____ Dataset rows

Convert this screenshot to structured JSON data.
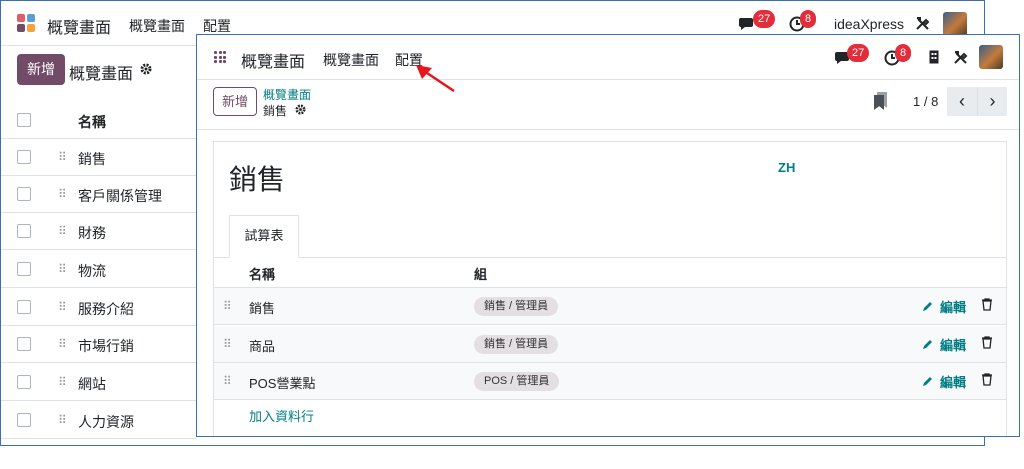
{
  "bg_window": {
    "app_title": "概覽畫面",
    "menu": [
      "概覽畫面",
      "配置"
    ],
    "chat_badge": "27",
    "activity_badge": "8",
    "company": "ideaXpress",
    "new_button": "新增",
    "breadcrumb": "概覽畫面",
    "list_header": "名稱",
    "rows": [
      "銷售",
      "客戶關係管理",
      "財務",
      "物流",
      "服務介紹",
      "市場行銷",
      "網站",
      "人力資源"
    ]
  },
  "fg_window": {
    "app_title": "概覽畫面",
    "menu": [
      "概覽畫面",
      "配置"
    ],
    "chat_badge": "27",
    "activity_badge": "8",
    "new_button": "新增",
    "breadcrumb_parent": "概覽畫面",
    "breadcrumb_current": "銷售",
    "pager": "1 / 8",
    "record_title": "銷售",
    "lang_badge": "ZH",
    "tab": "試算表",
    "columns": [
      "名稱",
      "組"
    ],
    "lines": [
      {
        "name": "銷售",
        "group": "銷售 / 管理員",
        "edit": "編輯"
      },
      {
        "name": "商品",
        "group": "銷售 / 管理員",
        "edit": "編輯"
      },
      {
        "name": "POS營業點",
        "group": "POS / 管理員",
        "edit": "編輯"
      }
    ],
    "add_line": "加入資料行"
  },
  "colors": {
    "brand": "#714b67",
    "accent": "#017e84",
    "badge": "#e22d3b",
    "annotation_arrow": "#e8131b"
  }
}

________

--- Exercise requirements ---
Leave out the pictures and give the rest of the records again exactly.

--- Task result ---
Convert this screenshot to structured JSON data.
{
  "bg_window": {
    "app_title": "概覽畫面",
    "menu": [
      "概覽畫面",
      "配置"
    ],
    "chat_badge": "27",
    "activity_badge": "8",
    "company": "ideaXpress",
    "new_button": "新增",
    "breadcrumb": "概覽畫面",
    "list_header": "名稱",
    "rows": [
      "銷售",
      "客戶關係管理",
      "財務",
      "物流",
      "服務介紹",
      "市場行銷",
      "網站",
      "人力資源"
    ]
  },
  "fg_window": {
    "app_title": "概覽畫面",
    "menu": [
      "概覽畫面",
      "配置"
    ],
    "chat_badge": "27",
    "activity_badge": "8",
    "new_button": "新增",
    "breadcrumb_parent": "概覽畫面",
    "breadcrumb_current": "銷售",
    "pager": "1 / 8",
    "record_title": "銷售",
    "lang_badge": "ZH",
    "tab": "試算表",
    "columns": [
      "名稱",
      "組"
    ],
    "lines": [
      {
        "name": "銷售",
        "group": "銷售 / 管理員",
        "edit": "編輯"
      },
      {
        "name": "商品",
        "group": "銷售 / 管理員",
        "edit": "編輯"
      },
      {
        "name": "POS營業點",
        "group": "POS / 管理員",
        "edit": "編輯"
      }
    ],
    "add_line": "加入資料行"
  },
  "colors": {
    "brand": "#714b67",
    "accent": "#017e84",
    "badge": "#e22d3b",
    "annotation_arrow": "#e8131b"
  }
}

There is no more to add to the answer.